# Written task
Return the items unchanged, starting with the first one and stopping after the one that contains "line-number: 20 <box>95 645 110 661</box>".

╭─ Data provided

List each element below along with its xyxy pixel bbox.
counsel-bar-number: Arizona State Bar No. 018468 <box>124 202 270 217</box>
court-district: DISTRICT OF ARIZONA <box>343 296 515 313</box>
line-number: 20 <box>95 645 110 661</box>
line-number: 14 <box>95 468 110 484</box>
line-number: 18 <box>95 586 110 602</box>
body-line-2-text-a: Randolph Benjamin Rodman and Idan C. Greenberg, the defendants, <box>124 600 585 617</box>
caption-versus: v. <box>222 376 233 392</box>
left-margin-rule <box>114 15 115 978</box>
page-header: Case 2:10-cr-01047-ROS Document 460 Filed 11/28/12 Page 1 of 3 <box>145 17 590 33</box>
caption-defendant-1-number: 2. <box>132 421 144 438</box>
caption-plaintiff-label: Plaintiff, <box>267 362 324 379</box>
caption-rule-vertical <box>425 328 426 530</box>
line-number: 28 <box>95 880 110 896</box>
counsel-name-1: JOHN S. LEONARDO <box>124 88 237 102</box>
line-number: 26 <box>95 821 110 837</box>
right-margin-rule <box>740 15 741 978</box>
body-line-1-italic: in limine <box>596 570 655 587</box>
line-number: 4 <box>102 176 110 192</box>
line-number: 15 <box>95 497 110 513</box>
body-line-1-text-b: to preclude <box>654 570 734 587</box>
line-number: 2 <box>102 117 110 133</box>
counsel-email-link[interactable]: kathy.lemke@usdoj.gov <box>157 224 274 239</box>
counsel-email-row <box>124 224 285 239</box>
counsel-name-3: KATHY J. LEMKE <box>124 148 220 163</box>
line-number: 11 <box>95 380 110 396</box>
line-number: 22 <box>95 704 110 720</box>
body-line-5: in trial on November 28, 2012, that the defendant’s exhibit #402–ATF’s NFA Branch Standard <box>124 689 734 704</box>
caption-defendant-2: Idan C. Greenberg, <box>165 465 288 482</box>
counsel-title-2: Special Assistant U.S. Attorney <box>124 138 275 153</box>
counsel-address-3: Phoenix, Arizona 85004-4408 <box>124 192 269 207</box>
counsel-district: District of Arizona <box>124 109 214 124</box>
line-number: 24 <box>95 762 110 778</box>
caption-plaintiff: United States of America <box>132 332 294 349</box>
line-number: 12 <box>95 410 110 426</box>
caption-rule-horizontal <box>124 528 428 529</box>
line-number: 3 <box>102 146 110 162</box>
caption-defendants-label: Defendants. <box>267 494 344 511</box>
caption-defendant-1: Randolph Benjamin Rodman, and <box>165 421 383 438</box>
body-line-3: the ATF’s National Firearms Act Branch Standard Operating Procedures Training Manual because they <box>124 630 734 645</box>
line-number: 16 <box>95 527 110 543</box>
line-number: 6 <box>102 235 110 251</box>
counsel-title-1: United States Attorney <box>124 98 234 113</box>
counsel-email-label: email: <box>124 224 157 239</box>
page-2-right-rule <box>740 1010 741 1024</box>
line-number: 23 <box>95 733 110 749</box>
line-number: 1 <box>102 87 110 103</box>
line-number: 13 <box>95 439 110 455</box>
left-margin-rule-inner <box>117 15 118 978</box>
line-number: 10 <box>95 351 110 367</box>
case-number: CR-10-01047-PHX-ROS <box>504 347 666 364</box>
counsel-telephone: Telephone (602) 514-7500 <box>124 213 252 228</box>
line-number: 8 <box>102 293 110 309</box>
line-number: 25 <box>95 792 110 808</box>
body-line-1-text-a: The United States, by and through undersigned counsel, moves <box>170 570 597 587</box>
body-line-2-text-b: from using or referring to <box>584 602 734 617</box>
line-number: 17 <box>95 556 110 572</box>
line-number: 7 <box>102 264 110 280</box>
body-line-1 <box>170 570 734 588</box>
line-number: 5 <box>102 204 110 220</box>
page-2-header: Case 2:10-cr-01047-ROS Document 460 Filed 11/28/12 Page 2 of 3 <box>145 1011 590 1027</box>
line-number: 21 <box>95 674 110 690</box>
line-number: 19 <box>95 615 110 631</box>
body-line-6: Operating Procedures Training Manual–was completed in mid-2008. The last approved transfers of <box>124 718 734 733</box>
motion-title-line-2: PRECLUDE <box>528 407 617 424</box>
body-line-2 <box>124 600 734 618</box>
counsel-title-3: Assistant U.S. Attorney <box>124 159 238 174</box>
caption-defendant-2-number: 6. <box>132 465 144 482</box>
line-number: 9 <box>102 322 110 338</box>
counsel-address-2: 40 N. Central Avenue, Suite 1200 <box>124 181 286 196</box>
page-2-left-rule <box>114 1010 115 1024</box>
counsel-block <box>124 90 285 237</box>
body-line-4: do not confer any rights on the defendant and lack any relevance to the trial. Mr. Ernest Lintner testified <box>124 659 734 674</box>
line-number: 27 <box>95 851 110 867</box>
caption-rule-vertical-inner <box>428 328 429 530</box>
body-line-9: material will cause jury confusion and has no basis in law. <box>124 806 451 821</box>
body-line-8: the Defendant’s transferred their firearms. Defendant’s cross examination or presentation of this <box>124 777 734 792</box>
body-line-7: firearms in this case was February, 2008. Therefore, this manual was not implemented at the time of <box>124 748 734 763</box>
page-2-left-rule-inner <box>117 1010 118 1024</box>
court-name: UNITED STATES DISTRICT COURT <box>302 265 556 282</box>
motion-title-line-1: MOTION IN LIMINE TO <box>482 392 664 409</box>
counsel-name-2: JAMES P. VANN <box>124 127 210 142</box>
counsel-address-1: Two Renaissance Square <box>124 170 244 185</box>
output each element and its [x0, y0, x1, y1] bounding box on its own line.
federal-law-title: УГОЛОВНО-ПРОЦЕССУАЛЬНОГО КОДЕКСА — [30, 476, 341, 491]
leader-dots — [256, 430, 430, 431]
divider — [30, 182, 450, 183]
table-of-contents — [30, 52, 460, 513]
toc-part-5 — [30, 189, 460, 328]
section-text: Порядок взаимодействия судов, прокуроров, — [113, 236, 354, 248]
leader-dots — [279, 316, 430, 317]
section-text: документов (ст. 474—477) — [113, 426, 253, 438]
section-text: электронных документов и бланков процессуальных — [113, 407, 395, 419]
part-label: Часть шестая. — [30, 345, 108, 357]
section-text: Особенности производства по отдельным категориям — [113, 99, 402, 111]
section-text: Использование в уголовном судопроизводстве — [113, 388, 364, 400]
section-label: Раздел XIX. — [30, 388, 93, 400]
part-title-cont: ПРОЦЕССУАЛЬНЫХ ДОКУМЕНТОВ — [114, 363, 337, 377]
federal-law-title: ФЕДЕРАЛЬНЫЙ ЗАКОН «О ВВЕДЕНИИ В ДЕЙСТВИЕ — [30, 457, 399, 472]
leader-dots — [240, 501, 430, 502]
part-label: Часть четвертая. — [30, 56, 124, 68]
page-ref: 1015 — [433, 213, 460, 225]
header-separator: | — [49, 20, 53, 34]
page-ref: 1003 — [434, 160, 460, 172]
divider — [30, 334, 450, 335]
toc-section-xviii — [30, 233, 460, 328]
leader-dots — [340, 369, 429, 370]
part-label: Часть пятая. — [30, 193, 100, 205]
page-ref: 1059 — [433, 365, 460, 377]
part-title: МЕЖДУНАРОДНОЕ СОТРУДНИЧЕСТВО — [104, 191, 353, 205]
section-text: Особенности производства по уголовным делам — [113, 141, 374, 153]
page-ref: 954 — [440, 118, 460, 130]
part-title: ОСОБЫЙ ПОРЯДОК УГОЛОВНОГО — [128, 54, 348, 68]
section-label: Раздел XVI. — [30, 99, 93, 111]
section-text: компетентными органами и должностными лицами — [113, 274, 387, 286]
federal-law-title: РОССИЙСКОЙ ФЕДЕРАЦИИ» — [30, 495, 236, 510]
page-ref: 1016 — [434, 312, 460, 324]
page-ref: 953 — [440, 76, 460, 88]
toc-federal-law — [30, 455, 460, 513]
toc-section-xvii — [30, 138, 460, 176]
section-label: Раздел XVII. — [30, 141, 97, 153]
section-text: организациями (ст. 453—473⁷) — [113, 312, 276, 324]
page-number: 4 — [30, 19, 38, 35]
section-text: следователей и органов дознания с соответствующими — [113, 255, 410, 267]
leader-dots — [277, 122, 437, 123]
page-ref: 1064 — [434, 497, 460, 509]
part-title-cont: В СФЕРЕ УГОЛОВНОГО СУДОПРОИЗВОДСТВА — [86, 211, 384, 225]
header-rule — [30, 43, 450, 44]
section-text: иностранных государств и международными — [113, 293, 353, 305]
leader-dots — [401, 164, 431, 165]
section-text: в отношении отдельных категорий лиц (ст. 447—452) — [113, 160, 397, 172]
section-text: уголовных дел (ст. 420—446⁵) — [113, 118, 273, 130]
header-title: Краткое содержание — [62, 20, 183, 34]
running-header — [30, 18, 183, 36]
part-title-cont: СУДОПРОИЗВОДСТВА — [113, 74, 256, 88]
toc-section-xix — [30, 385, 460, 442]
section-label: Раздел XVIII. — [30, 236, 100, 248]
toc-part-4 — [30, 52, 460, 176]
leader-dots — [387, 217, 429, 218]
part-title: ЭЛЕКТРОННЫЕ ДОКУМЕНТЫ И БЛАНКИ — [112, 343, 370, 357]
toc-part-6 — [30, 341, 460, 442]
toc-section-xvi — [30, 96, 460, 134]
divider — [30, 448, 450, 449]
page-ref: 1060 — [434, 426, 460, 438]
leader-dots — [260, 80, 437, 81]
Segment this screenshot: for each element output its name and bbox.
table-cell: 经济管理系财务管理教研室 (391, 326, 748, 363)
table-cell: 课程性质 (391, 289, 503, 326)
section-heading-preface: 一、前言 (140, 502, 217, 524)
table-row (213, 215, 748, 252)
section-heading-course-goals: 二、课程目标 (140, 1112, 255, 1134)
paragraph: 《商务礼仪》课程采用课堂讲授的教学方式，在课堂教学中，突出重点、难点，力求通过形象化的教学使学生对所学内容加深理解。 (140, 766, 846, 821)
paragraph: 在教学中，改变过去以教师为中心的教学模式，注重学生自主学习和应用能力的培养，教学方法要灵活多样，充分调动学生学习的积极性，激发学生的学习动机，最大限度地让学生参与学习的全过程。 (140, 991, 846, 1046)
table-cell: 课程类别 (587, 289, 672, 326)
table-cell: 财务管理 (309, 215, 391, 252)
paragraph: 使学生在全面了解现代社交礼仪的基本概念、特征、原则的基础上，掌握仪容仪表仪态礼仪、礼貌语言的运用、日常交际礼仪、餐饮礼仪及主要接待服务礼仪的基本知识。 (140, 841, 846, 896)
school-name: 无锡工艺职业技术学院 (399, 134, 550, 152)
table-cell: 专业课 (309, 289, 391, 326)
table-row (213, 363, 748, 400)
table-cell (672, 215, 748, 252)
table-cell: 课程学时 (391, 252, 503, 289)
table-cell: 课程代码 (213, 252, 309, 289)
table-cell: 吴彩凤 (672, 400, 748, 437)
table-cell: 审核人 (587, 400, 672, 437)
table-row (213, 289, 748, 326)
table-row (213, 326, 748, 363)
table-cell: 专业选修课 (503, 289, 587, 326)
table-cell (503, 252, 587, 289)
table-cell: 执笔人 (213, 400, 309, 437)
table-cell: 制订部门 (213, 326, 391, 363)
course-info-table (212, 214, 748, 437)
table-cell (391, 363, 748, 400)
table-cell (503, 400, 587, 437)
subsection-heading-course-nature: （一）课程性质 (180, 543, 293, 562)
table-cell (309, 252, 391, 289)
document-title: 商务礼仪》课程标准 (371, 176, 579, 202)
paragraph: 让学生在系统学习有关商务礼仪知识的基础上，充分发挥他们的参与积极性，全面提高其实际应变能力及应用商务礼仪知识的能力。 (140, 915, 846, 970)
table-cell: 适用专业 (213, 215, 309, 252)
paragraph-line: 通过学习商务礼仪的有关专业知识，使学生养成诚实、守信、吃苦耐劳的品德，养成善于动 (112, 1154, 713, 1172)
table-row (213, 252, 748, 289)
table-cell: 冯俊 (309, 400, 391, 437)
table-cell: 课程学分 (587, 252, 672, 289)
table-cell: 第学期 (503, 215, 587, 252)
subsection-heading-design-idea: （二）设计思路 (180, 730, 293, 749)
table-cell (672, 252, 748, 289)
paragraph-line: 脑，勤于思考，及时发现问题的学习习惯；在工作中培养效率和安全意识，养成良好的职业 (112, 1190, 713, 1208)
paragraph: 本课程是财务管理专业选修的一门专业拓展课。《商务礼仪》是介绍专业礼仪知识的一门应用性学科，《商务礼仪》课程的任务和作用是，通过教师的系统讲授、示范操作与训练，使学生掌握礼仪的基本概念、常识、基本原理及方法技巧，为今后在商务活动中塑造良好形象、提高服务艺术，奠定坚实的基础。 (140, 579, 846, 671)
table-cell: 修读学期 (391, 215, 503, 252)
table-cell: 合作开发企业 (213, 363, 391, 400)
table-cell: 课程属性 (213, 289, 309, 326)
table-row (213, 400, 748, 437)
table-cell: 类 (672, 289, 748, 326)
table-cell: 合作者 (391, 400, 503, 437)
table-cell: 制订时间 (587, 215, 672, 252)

╰─

# Reply
List each element below along with its xyxy pixel bbox.
counsel-bar-number: Arizona State Bar No. 018468 <box>124 202 270 217</box>
court-district: DISTRICT OF ARIZONA <box>343 296 515 313</box>
line-number: 20 <box>95 645 110 661</box>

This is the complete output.